_WHAT YOU ARE ASKED TO DO:_
All entries below need to be written out exactly, but without their pictures.

— Start of DATASET —

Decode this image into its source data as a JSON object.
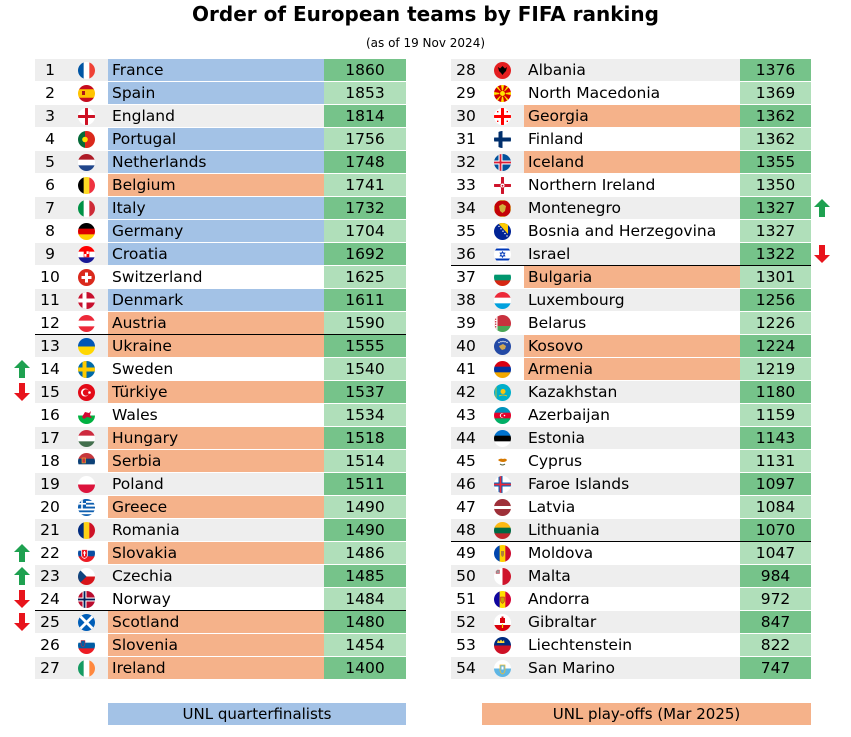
{
  "title": "Order of European teams by FIFA ranking",
  "subtitle": "(as of 19 Nov 2024)",
  "colors": {
    "row_odd": "#eeeeee",
    "row_even": "#ffffff",
    "qf": "#a3c2e6",
    "playoff": "#f5b28a",
    "pts_dark": "#76c38a",
    "pts_light": "#b0dfba",
    "arrow_up": "#1ea150",
    "arrow_down": "#e8141c"
  },
  "teams": [
    {
      "rank": "1",
      "name": "France",
      "points": "1860",
      "status": "qf",
      "flag": "france"
    },
    {
      "rank": "2",
      "name": "Spain",
      "points": "1853",
      "status": "qf",
      "flag": "spain"
    },
    {
      "rank": "3",
      "name": "England",
      "points": "1814",
      "status": "",
      "flag": "england"
    },
    {
      "rank": "4",
      "name": "Portugal",
      "points": "1756",
      "status": "qf",
      "flag": "portugal"
    },
    {
      "rank": "5",
      "name": "Netherlands",
      "points": "1748",
      "status": "qf",
      "flag": "netherlands"
    },
    {
      "rank": "6",
      "name": "Belgium",
      "points": "1741",
      "status": "playoff",
      "flag": "belgium"
    },
    {
      "rank": "7",
      "name": "Italy",
      "points": "1732",
      "status": "qf",
      "flag": "italy"
    },
    {
      "rank": "8",
      "name": "Germany",
      "points": "1704",
      "status": "qf",
      "flag": "germany"
    },
    {
      "rank": "9",
      "name": "Croatia",
      "points": "1692",
      "status": "qf",
      "flag": "croatia"
    },
    {
      "rank": "10",
      "name": "Switzerland",
      "points": "1625",
      "status": "",
      "flag": "switzerland"
    },
    {
      "rank": "11",
      "name": "Denmark",
      "points": "1611",
      "status": "qf",
      "flag": "denmark"
    },
    {
      "rank": "12",
      "name": "Austria",
      "points": "1590",
      "status": "playoff",
      "flag": "austria"
    },
    {
      "rank": "13",
      "name": "Ukraine",
      "points": "1555",
      "status": "playoff",
      "flag": "ukraine"
    },
    {
      "rank": "14",
      "name": "Sweden",
      "points": "1540",
      "status": "",
      "flag": "sweden",
      "arrow": "up"
    },
    {
      "rank": "15",
      "name": "Türkiye",
      "points": "1537",
      "status": "playoff",
      "flag": "turkiye",
      "arrow": "down"
    },
    {
      "rank": "16",
      "name": "Wales",
      "points": "1534",
      "status": "",
      "flag": "wales"
    },
    {
      "rank": "17",
      "name": "Hungary",
      "points": "1518",
      "status": "playoff",
      "flag": "hungary"
    },
    {
      "rank": "18",
      "name": "Serbia",
      "points": "1514",
      "status": "playoff",
      "flag": "serbia"
    },
    {
      "rank": "19",
      "name": "Poland",
      "points": "1511",
      "status": "",
      "flag": "poland"
    },
    {
      "rank": "20",
      "name": "Greece",
      "points": "1490",
      "status": "playoff",
      "flag": "greece"
    },
    {
      "rank": "21",
      "name": "Romania",
      "points": "1490",
      "status": "",
      "flag": "romania"
    },
    {
      "rank": "22",
      "name": "Slovakia",
      "points": "1486",
      "status": "playoff",
      "flag": "slovakia",
      "arrow": "up"
    },
    {
      "rank": "23",
      "name": "Czechia",
      "points": "1485",
      "status": "",
      "flag": "czechia",
      "arrow": "up"
    },
    {
      "rank": "24",
      "name": "Norway",
      "points": "1484",
      "status": "",
      "flag": "norway",
      "arrow": "down"
    },
    {
      "rank": "25",
      "name": "Scotland",
      "points": "1480",
      "status": "playoff",
      "flag": "scotland",
      "arrow": "down"
    },
    {
      "rank": "26",
      "name": "Slovenia",
      "points": "1454",
      "status": "playoff",
      "flag": "slovenia"
    },
    {
      "rank": "27",
      "name": "Ireland",
      "points": "1400",
      "status": "playoff",
      "flag": "ireland"
    },
    {
      "rank": "28",
      "name": "Albania",
      "points": "1376",
      "status": "",
      "flag": "albania"
    },
    {
      "rank": "29",
      "name": "North Macedonia",
      "points": "1369",
      "status": "",
      "flag": "northmacedonia"
    },
    {
      "rank": "30",
      "name": "Georgia",
      "points": "1362",
      "status": "playoff",
      "flag": "georgia"
    },
    {
      "rank": "31",
      "name": "Finland",
      "points": "1362",
      "status": "",
      "flag": "finland"
    },
    {
      "rank": "32",
      "name": "Iceland",
      "points": "1355",
      "status": "playoff",
      "flag": "iceland"
    },
    {
      "rank": "33",
      "name": "Northern Ireland",
      "points": "1350",
      "status": "",
      "flag": "northernireland"
    },
    {
      "rank": "34",
      "name": "Montenegro",
      "points": "1327",
      "status": "",
      "flag": "montenegro",
      "arrow": "up"
    },
    {
      "rank": "35",
      "name": "Bosnia and Herzegovina",
      "points": "1327",
      "status": "",
      "flag": "bosnia"
    },
    {
      "rank": "36",
      "name": "Israel",
      "points": "1322",
      "status": "",
      "flag": "israel",
      "arrow": "down"
    },
    {
      "rank": "37",
      "name": "Bulgaria",
      "points": "1301",
      "status": "playoff",
      "flag": "bulgaria"
    },
    {
      "rank": "38",
      "name": "Luxembourg",
      "points": "1256",
      "status": "",
      "flag": "luxembourg"
    },
    {
      "rank": "39",
      "name": "Belarus",
      "points": "1226",
      "status": "",
      "flag": "belarus"
    },
    {
      "rank": "40",
      "name": "Kosovo",
      "points": "1224",
      "status": "playoff",
      "flag": "kosovo"
    },
    {
      "rank": "41",
      "name": "Armenia",
      "points": "1219",
      "status": "playoff",
      "flag": "armenia"
    },
    {
      "rank": "42",
      "name": "Kazakhstan",
      "points": "1180",
      "status": "",
      "flag": "kazakhstan"
    },
    {
      "rank": "43",
      "name": "Azerbaijan",
      "points": "1159",
      "status": "",
      "flag": "azerbaijan"
    },
    {
      "rank": "44",
      "name": "Estonia",
      "points": "1143",
      "status": "",
      "flag": "estonia"
    },
    {
      "rank": "45",
      "name": "Cyprus",
      "points": "1131",
      "status": "",
      "flag": "cyprus"
    },
    {
      "rank": "46",
      "name": "Faroe Islands",
      "points": "1097",
      "status": "",
      "flag": "faroe"
    },
    {
      "rank": "47",
      "name": "Latvia",
      "points": "1084",
      "status": "",
      "flag": "latvia"
    },
    {
      "rank": "48",
      "name": "Lithuania",
      "points": "1070",
      "status": "",
      "flag": "lithuania"
    },
    {
      "rank": "49",
      "name": "Moldova",
      "points": "1047",
      "status": "",
      "flag": "moldova"
    },
    {
      "rank": "50",
      "name": "Malta",
      "points": "984",
      "status": "",
      "flag": "malta"
    },
    {
      "rank": "51",
      "name": "Andorra",
      "points": "972",
      "status": "",
      "flag": "andorra"
    },
    {
      "rank": "52",
      "name": "Gibraltar",
      "points": "847",
      "status": "",
      "flag": "gibraltar"
    },
    {
      "rank": "53",
      "name": "Liechtenstein",
      "points": "822",
      "status": "",
      "flag": "liechtenstein"
    },
    {
      "rank": "54",
      "name": "San Marino",
      "points": "747",
      "status": "",
      "flag": "sanmarino"
    }
  ],
  "legend": {
    "qf_label": "UNL quarterfinalists",
    "playoff_label": "UNL play-offs (Mar 2025)"
  }
}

— End of DATASET —

_EXERCISE RESULT:_
Decode this image into its source data as a JSON object.
{
  "title": "Order of European teams by FIFA ranking",
  "subtitle": "(as of 19 Nov 2024)",
  "colors": {
    "row_odd": "#eeeeee",
    "row_even": "#ffffff",
    "qf": "#a3c2e6",
    "playoff": "#f5b28a",
    "pts_dark": "#76c38a",
    "pts_light": "#b0dfba",
    "arrow_up": "#1ea150",
    "arrow_down": "#e8141c"
  },
  "teams": [
    {
      "rank": "1",
      "name": "France",
      "points": "1860",
      "status": "qf",
      "flag": "france"
    },
    {
      "rank": "2",
      "name": "Spain",
      "points": "1853",
      "status": "qf",
      "flag": "spain"
    },
    {
      "rank": "3",
      "name": "England",
      "points": "1814",
      "status": "",
      "flag": "england"
    },
    {
      "rank": "4",
      "name": "Portugal",
      "points": "1756",
      "status": "qf",
      "flag": "portugal"
    },
    {
      "rank": "5",
      "name": "Netherlands",
      "points": "1748",
      "status": "qf",
      "flag": "netherlands"
    },
    {
      "rank": "6",
      "name": "Belgium",
      "points": "1741",
      "status": "playoff",
      "flag": "belgium"
    },
    {
      "rank": "7",
      "name": "Italy",
      "points": "1732",
      "status": "qf",
      "flag": "italy"
    },
    {
      "rank": "8",
      "name": "Germany",
      "points": "1704",
      "status": "qf",
      "flag": "germany"
    },
    {
      "rank": "9",
      "name": "Croatia",
      "points": "1692",
      "status": "qf",
      "flag": "croatia"
    },
    {
      "rank": "10",
      "name": "Switzerland",
      "points": "1625",
      "status": "",
      "flag": "switzerland"
    },
    {
      "rank": "11",
      "name": "Denmark",
      "points": "1611",
      "status": "qf",
      "flag": "denmark"
    },
    {
      "rank": "12",
      "name": "Austria",
      "points": "1590",
      "status": "playoff",
      "flag": "austria"
    },
    {
      "rank": "13",
      "name": "Ukraine",
      "points": "1555",
      "status": "playoff",
      "flag": "ukraine"
    },
    {
      "rank": "14",
      "name": "Sweden",
      "points": "1540",
      "status": "",
      "flag": "sweden",
      "arrow": "up"
    },
    {
      "rank": "15",
      "name": "Türkiye",
      "points": "1537",
      "status": "playoff",
      "flag": "turkiye",
      "arrow": "down"
    },
    {
      "rank": "16",
      "name": "Wales",
      "points": "1534",
      "status": "",
      "flag": "wales"
    },
    {
      "rank": "17",
      "name": "Hungary",
      "points": "1518",
      "status": "playoff",
      "flag": "hungary"
    },
    {
      "rank": "18",
      "name": "Serbia",
      "points": "1514",
      "status": "playoff",
      "flag": "serbia"
    },
    {
      "rank": "19",
      "name": "Poland",
      "points": "1511",
      "status": "",
      "flag": "poland"
    },
    {
      "rank": "20",
      "name": "Greece",
      "points": "1490",
      "status": "playoff",
      "flag": "greece"
    },
    {
      "rank": "21",
      "name": "Romania",
      "points": "1490",
      "status": "",
      "flag": "romania"
    },
    {
      "rank": "22",
      "name": "Slovakia",
      "points": "1486",
      "status": "playoff",
      "flag": "slovakia",
      "arrow": "up"
    },
    {
      "rank": "23",
      "name": "Czechia",
      "points": "1485",
      "status": "",
      "flag": "czechia",
      "arrow": "up"
    },
    {
      "rank": "24",
      "name": "Norway",
      "points": "1484",
      "status": "",
      "flag": "norway",
      "arrow": "down"
    },
    {
      "rank": "25",
      "name": "Scotland",
      "points": "1480",
      "status": "playoff",
      "flag": "scotland",
      "arrow": "down"
    },
    {
      "rank": "26",
      "name": "Slovenia",
      "points": "1454",
      "status": "playoff",
      "flag": "slovenia"
    },
    {
      "rank": "27",
      "name": "Ireland",
      "points": "1400",
      "status": "playoff",
      "flag": "ireland"
    },
    {
      "rank": "28",
      "name": "Albania",
      "points": "1376",
      "status": "",
      "flag": "albania"
    },
    {
      "rank": "29",
      "name": "North Macedonia",
      "points": "1369",
      "status": "",
      "flag": "northmacedonia"
    },
    {
      "rank": "30",
      "name": "Georgia",
      "points": "1362",
      "status": "playoff",
      "flag": "georgia"
    },
    {
      "rank": "31",
      "name": "Finland",
      "points": "1362",
      "status": "",
      "flag": "finland"
    },
    {
      "rank": "32",
      "name": "Iceland",
      "points": "1355",
      "status": "playoff",
      "flag": "iceland"
    },
    {
      "rank": "33",
      "name": "Northern Ireland",
      "points": "1350",
      "status": "",
      "flag": "northernireland"
    },
    {
      "rank": "34",
      "name": "Montenegro",
      "points": "1327",
      "status": "",
      "flag": "montenegro",
      "arrow": "up"
    },
    {
      "rank": "35",
      "name": "Bosnia and Herzegovina",
      "points": "1327",
      "status": "",
      "flag": "bosnia"
    },
    {
      "rank": "36",
      "name": "Israel",
      "points": "1322",
      "status": "",
      "flag": "israel",
      "arrow": "down"
    },
    {
      "rank": "37",
      "name": "Bulgaria",
      "points": "1301",
      "status": "playoff",
      "flag": "bulgaria"
    },
    {
      "rank": "38",
      "name": "Luxembourg",
      "points": "1256",
      "status": "",
      "flag": "luxembourg"
    },
    {
      "rank": "39",
      "name": "Belarus",
      "points": "1226",
      "status": "",
      "flag": "belarus"
    },
    {
      "rank": "40",
      "name": "Kosovo",
      "points": "1224",
      "status": "playoff",
      "flag": "kosovo"
    },
    {
      "rank": "41",
      "name": "Armenia",
      "points": "1219",
      "status": "playoff",
      "flag": "armenia"
    },
    {
      "rank": "42",
      "name": "Kazakhstan",
      "points": "1180",
      "status": "",
      "flag": "kazakhstan"
    },
    {
      "rank": "43",
      "name": "Azerbaijan",
      "points": "1159",
      "status": "",
      "flag": "azerbaijan"
    },
    {
      "rank": "44",
      "name": "Estonia",
      "points": "1143",
      "status": "",
      "flag": "estonia"
    },
    {
      "rank": "45",
      "name": "Cyprus",
      "points": "1131",
      "status": "",
      "flag": "cyprus"
    },
    {
      "rank": "46",
      "name": "Faroe Islands",
      "points": "1097",
      "status": "",
      "flag": "faroe"
    },
    {
      "rank": "47",
      "name": "Latvia",
      "points": "1084",
      "status": "",
      "flag": "latvia"
    },
    {
      "rank": "48",
      "name": "Lithuania",
      "points": "1070",
      "status": "",
      "flag": "lithuania"
    },
    {
      "rank": "49",
      "name": "Moldova",
      "points": "1047",
      "status": "",
      "flag": "moldova"
    },
    {
      "rank": "50",
      "name": "Malta",
      "points": "984",
      "status": "",
      "flag": "malta"
    },
    {
      "rank": "51",
      "name": "Andorra",
      "points": "972",
      "status": "",
      "flag": "andorra"
    },
    {
      "rank": "52",
      "name": "Gibraltar",
      "points": "847",
      "status": "",
      "flag": "gibraltar"
    },
    {
      "rank": "53",
      "name": "Liechtenstein",
      "points": "822",
      "status": "",
      "flag": "liechtenstein"
    },
    {
      "rank": "54",
      "name": "San Marino",
      "points": "747",
      "status": "",
      "flag": "sanmarino"
    }
  ],
  "legend": {
    "qf_label": "UNL quarterfinalists",
    "playoff_label": "UNL play-offs (Mar 2025)"
  }
}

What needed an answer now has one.